— Begin TEXT EXTRACT —
Making New Zealand - Manufacturing

Television (Full Length Episode) – 2019

The advent of the car was a real boon for communication, and the growth became exponential.
– Author John Stokes on the impact of the motor car on doing business in New Zealand
Beer wasn't just a recreational drink or something that you specifically went to the pub for — it was very much part of life. Beer was often regarded as safer than the local water . . .
– History professor Greg Ryan on the importance of brewing beer in colonial New Zealand, early in this documentary
...we owe Fisher & Paykel's evolution to the bloody-mindedness of Woolf Fisher...
– Historian Michael Smythe on the man behind an iconic New Zealand brand
It was like sort of walking into hell. These giant fires and searing heat, and guys who looked like they were employed by the devil; they were covered in dirt and grime. . . it was quite dramatic.
— End TEXT EXTRACT —
— Begin DATA RECORDS —
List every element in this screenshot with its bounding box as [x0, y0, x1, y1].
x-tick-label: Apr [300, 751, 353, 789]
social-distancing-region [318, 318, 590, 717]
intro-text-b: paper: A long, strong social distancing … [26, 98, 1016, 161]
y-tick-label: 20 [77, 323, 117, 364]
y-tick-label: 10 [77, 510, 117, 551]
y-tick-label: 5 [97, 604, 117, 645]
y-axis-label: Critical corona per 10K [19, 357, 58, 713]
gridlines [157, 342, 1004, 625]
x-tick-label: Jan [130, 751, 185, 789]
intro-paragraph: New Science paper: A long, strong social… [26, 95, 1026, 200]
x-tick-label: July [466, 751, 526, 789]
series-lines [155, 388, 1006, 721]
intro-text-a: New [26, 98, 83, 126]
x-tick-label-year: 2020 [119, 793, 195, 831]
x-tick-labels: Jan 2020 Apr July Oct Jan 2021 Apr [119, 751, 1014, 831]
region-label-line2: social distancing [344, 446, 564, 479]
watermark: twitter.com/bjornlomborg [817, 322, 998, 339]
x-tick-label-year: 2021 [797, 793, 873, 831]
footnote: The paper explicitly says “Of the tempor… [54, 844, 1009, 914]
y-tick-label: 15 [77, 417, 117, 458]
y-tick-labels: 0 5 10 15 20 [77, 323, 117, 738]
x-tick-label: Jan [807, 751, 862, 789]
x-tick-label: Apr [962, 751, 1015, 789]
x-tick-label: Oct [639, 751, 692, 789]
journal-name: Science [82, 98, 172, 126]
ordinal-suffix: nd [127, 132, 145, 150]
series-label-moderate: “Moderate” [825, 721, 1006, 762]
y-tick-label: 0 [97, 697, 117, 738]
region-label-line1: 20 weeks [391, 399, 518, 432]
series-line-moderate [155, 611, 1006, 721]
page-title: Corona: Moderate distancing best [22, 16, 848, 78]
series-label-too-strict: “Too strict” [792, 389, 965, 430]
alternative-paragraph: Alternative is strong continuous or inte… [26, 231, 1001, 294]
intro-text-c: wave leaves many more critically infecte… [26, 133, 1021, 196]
— End DATA RECORDS —
▶ TASKS TO COMPLETE:
1) Translate this sentence from the New Zealand manufacturing text into Spanish: "The advent of the car was a real boon for communication, and the growth became exponential."
2) Extend the text about New Zealand manufacturing past its final sentence with a few more lines in the same style.
The records have no connection to the text about New Zealand manufacturing.

▶ RESULTS:
1) La llegada del automóvil fue una verdadera bendición para la comunicación, y el crecimiento se volvió exponencial.

2)
– Professor Erik Olssen recalls the foundries at Dunedin's Hillside Railway Workshop
Many people will remember Cookie Bear, I had the pleasure of being Cookie Bear on a very, very large number of occasions...'humpty doo!'
– Paul Hudson on Cookie Bear, the mascot of biscuit and bakery business Hudson's
Muldoon perceived that New Zealand had a very significant capacity for the generation of electricity, which it does. The demand for that was slowing, so he thought that it would be worth turning some of this so called surplus energy to account in developing some highly capital-intensive, energy-intensive manufacturing industries.
– History professor Jim McAloon on National Prime Minister Robert Muldoon's 'Think Big' projects
General Motors, they were the first to throw their hands up in the air and say "we're out of here".
– John Stokes on the effect lifting import restrictions and secondhand Japanese imports had on New Zealand's auto industry
The interest in flour goes back to the first time that Māori went to Australia, and came back with bags of flour. So where could they grow wheat best in New Zealand. There was a record of experimentation . . . the 1850s, 1860s . . . most of the businesses were owned and managed by Māori, and they saw a market for flour.
– Historian Mānuka Hēnare on Māori involvement in flour production in the 1850s, early in this documentary
War needs women's skill as well as men's strong arms....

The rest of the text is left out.